STATED GOAL:
Go through the entries and count the lines with the string "JSON" in them. Give only that number.

DATA FOR THIS TASK:
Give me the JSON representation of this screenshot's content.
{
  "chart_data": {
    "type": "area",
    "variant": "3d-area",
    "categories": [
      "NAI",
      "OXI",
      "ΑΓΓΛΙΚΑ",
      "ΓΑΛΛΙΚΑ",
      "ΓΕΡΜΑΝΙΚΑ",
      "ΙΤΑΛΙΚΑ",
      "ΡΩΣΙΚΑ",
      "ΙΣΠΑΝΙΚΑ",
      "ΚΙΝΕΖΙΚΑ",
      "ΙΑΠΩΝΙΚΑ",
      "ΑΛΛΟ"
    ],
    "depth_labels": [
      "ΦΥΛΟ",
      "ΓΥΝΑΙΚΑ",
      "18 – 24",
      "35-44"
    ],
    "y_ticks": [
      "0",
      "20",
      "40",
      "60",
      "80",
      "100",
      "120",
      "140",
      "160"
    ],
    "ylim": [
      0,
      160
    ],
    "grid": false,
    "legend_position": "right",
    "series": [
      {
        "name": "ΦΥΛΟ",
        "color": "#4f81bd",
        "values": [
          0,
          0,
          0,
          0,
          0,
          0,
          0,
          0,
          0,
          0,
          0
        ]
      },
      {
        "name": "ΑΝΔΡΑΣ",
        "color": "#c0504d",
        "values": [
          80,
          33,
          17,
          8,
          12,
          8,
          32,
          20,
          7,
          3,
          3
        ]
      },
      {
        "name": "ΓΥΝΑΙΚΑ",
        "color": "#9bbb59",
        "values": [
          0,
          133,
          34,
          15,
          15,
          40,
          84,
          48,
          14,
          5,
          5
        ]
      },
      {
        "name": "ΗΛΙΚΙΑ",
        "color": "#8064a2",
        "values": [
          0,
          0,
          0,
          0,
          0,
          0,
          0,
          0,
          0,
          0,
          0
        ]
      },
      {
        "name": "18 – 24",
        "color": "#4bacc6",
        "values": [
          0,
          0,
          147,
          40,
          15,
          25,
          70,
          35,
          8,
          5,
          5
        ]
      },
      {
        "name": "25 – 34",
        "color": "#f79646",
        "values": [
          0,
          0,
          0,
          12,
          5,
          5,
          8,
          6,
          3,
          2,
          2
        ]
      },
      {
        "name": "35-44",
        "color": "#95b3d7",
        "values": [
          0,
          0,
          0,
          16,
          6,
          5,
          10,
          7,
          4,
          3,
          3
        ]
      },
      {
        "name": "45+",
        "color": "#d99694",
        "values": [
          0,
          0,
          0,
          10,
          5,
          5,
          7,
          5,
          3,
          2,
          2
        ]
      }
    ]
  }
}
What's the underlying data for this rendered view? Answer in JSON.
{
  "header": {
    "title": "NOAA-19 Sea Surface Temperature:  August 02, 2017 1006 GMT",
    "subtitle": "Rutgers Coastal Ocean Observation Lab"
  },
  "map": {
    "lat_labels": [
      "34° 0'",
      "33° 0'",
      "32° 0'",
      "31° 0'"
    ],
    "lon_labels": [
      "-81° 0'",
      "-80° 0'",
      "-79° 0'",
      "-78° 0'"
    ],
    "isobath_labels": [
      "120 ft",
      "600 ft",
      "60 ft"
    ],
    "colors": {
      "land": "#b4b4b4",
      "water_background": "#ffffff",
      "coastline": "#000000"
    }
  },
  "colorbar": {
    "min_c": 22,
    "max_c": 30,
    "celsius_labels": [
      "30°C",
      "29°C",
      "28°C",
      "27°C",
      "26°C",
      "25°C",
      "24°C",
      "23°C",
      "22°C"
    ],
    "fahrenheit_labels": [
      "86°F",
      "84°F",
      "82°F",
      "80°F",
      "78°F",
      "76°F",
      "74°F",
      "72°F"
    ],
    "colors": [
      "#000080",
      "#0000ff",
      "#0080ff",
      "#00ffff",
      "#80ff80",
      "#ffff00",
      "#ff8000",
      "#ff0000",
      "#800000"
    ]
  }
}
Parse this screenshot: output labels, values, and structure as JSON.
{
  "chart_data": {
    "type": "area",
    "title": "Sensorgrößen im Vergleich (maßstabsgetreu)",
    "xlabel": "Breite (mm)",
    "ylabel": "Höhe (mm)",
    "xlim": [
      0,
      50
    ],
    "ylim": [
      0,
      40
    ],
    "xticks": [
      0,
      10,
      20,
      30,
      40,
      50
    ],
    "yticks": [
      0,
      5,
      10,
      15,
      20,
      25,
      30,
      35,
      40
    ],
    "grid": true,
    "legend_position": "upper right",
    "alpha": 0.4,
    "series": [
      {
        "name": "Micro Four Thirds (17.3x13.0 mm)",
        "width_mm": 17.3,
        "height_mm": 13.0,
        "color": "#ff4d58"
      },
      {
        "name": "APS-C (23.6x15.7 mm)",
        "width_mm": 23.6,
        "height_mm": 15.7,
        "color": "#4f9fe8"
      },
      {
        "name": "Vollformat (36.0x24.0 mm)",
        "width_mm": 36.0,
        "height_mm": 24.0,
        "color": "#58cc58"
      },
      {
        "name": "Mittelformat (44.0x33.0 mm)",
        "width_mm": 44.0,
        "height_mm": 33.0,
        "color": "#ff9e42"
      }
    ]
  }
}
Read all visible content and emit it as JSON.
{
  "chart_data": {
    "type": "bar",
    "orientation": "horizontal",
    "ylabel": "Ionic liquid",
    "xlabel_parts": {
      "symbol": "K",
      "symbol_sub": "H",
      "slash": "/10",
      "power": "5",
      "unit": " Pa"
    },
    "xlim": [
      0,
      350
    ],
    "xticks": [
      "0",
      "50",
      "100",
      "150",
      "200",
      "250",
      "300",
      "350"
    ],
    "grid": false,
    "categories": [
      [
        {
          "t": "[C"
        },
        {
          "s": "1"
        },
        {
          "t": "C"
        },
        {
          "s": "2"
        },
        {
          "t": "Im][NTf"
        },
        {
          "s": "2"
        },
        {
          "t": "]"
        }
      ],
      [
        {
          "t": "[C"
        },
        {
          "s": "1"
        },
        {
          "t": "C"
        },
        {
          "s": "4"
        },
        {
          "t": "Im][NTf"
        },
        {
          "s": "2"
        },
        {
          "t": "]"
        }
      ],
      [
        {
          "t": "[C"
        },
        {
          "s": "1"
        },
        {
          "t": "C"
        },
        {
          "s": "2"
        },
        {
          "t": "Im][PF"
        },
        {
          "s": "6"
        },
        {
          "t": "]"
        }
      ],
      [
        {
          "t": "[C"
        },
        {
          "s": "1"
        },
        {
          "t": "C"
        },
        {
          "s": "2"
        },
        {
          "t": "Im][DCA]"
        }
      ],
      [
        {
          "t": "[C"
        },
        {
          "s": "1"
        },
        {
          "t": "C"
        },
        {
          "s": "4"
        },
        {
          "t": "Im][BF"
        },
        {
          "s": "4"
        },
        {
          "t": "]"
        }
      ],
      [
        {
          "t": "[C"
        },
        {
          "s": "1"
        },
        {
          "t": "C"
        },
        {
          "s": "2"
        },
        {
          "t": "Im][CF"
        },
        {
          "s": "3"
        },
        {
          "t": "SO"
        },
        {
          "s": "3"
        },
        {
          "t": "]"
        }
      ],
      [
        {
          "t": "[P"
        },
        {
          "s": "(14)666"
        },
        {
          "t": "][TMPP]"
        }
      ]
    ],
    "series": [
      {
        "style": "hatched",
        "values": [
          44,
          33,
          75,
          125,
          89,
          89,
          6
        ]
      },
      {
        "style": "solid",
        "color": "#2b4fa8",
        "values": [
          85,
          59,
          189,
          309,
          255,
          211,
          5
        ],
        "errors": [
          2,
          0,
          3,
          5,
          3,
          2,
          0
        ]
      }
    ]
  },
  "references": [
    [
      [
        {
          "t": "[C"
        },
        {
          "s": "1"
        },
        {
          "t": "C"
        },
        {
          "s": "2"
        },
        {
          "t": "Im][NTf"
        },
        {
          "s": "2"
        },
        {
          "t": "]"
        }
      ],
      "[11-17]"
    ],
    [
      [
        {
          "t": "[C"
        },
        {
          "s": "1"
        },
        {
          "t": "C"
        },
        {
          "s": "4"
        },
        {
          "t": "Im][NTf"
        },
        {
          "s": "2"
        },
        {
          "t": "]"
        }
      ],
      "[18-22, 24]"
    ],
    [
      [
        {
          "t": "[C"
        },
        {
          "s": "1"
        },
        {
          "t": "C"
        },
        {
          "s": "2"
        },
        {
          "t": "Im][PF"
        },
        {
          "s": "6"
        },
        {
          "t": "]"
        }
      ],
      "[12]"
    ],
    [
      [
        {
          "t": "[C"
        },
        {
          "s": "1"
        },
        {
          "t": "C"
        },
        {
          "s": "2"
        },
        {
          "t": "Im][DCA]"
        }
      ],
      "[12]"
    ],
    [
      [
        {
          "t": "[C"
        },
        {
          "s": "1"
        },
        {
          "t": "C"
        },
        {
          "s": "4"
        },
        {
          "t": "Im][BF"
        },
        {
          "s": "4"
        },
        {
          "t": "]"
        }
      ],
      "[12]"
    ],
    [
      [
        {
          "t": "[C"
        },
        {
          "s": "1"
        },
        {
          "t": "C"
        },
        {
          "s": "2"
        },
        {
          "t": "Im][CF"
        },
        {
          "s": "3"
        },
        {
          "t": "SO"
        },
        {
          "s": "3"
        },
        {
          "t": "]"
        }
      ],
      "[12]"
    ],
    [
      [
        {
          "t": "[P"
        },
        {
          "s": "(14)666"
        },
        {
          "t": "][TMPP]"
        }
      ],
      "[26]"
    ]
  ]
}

THE REPLY:
4